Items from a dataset
+===+
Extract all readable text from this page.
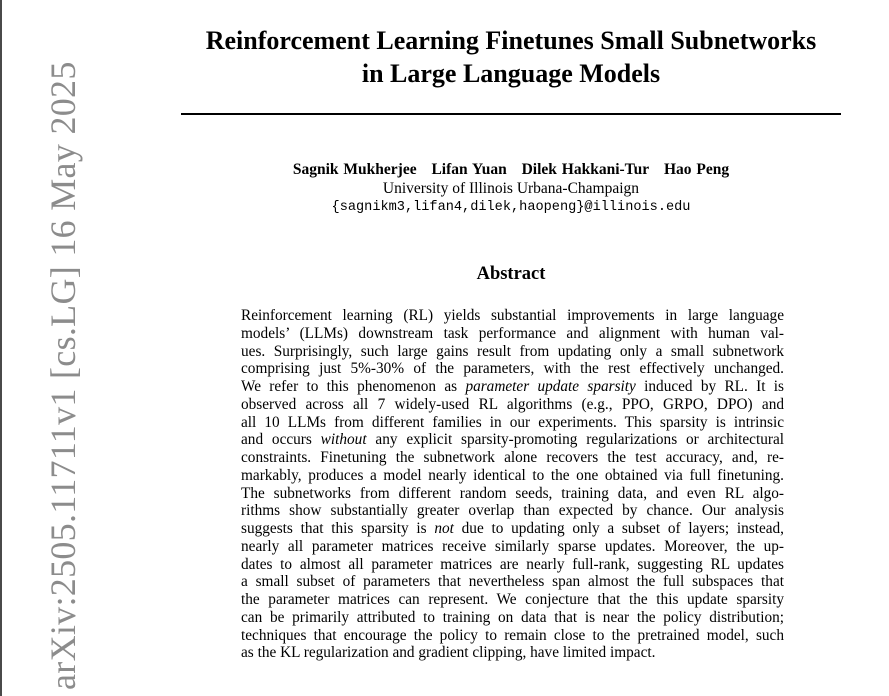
arXiv:2505.11711v1 [cs.LG] 16 May 2025
Reinforcement Learning Finetunes Small Subnetworks
in Large Language Models
Sagnik Mukherjee Lifan Yuan Dilek Hakkani-Tur Hao Peng
University of Illinois Urbana-Champaign
{sagnikm3,lifan4,dilek,haopeng}@illinois.edu
Abstract
Reinforcement learning (RL) yields substantial improvements in large language
models’ (LLMs) downstream task performance and alignment with human val-
ues. Surprisingly, such large gains result from updating only a small subnetwork
comprising just 5%-30% of the parameters, with the rest effectively unchanged.
We refer to this phenomenon as parameter update sparsity induced by RL. It is
observed across all 7 widely-used RL algorithms (e.g., PPO, GRPO, DPO) and
all 10 LLMs from different families in our experiments. This sparsity is intrinsic
and occurs without any explicit sparsity-promoting regularizations or architectural
constraints. Finetuning the subnetwork alone recovers the test accuracy, and, re-
markably, produces a model nearly identical to the one obtained via full finetuning.
The subnetworks from different random seeds, training data, and even RL algo-
rithms show substantially greater overlap than expected by chance. Our analysis
suggests that this sparsity is not due to updating only a subset of layers; instead,
nearly all parameter matrices receive similarly sparse updates. Moreover, the up-
dates to almost all parameter matrices are nearly full-rank, suggesting RL updates
a small subset of parameters that nevertheless span almost the full subspaces that
the parameter matrices can represent. We conjecture that the this update sparsity
can be primarily attributed to training on data that is near the policy distribution;
techniques that encourage the policy to remain close to the pretrained model, such
as the KL regularization and gradient clipping, have limited impact.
+===+
INSTRUCTIONS FOR THE TASK:
Each record must be quoted in full and exactly. Do not include the pictures.

WORKED SOLUTION:
Extract all readable text from this page.
arXiv:2505.11711v1 [cs.LG] 16 May 2025
Reinforcement Learning Finetunes Small Subnetworks
in Large Language Models
Sagnik Mukherjee Lifan Yuan Dilek Hakkani-Tur Hao Peng
University of Illinois Urbana-Champaign
{sagnikm3,lifan4,dilek,haopeng}@illinois.edu
Abstract
Reinforcement learning (RL) yields substantial improvements in large language
models’ (LLMs) downstream task performance and alignment with human val-
ues. Surprisingly, such large gains result from updating only a small subnetwork
comprising just 5%-30% of the parameters, with the rest effectively unchanged.
We refer to this phenomenon as parameter update sparsity induced by RL. It is
observed across all 7 widely-used RL algorithms (e.g., PPO, GRPO, DPO) and
all 10 LLMs from different families in our experiments. This sparsity is intrinsic
and occurs without any explicit sparsity-promoting regularizations or architectural
constraints. Finetuning the subnetwork alone recovers the test accuracy, and, re-
markably, produces a model nearly identical to the one obtained via full finetuning.
The subnetworks from different random seeds, training data, and even RL algo-
rithms show substantially greater overlap than expected by chance. Our analysis
suggests that this sparsity is not due to updating only a subset of layers; instead,
nearly all parameter matrices receive similarly sparse updates. Moreover, the up-
dates to almost all parameter matrices are nearly full-rank, suggesting RL updates
a small subset of parameters that nevertheless span almost the full subspaces that
the parameter matrices can represent. We conjecture that the this update sparsity
can be primarily attributed to training on data that is near the policy distribution;
techniques that encourage the policy to remain close to the pretrained model, such
as the KL regularization and gradient clipping, have limited impact.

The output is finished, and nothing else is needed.